[Dataset records]
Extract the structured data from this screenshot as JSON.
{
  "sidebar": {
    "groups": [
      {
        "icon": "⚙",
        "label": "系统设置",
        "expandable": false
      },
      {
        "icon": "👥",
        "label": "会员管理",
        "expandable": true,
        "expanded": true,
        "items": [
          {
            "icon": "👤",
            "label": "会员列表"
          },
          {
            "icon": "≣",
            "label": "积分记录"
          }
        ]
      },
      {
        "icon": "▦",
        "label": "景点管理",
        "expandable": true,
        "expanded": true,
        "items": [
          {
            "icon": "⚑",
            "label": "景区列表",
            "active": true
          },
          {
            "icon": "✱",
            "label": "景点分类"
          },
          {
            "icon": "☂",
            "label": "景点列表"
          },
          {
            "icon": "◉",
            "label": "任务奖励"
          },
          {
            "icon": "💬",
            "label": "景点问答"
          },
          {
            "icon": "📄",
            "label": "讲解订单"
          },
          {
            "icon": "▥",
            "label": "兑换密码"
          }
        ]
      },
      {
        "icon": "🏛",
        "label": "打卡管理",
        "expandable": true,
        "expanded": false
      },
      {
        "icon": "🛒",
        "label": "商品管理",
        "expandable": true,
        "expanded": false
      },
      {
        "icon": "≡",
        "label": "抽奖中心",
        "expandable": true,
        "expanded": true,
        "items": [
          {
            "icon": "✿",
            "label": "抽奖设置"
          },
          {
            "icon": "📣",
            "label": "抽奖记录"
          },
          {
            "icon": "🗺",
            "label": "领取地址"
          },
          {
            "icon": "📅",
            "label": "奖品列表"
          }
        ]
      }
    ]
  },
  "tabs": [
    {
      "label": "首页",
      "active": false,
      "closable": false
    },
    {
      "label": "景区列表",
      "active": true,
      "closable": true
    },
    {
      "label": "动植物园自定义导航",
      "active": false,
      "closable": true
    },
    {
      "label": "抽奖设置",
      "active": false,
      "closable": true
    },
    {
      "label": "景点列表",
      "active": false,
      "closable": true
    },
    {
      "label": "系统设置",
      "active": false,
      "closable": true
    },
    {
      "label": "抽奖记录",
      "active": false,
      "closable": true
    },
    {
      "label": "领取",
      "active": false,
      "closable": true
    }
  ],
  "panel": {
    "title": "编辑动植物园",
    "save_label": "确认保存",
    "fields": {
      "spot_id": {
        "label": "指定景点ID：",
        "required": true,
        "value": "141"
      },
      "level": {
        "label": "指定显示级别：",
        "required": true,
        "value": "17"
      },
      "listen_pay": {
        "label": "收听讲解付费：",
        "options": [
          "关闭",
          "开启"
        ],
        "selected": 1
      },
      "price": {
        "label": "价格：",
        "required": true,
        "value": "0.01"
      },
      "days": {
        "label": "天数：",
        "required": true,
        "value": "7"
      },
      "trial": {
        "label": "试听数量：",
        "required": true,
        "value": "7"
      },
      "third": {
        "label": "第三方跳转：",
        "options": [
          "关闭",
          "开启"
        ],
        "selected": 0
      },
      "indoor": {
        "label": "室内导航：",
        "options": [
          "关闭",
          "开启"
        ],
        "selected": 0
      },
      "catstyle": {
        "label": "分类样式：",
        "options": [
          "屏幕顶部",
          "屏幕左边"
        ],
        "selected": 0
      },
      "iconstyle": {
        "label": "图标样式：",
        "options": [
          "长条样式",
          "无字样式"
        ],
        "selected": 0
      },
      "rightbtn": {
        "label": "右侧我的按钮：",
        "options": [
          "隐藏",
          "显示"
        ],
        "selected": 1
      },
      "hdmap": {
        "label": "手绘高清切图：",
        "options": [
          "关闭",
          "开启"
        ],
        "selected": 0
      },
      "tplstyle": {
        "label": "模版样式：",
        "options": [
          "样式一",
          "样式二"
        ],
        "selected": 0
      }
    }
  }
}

* Written request:
From the data above, copy each line where the string "value" appears.

* Written answer:
        "value": "141"
        "value": "17"
        "value": "0.01"
        "value": "7"
        "value": "7"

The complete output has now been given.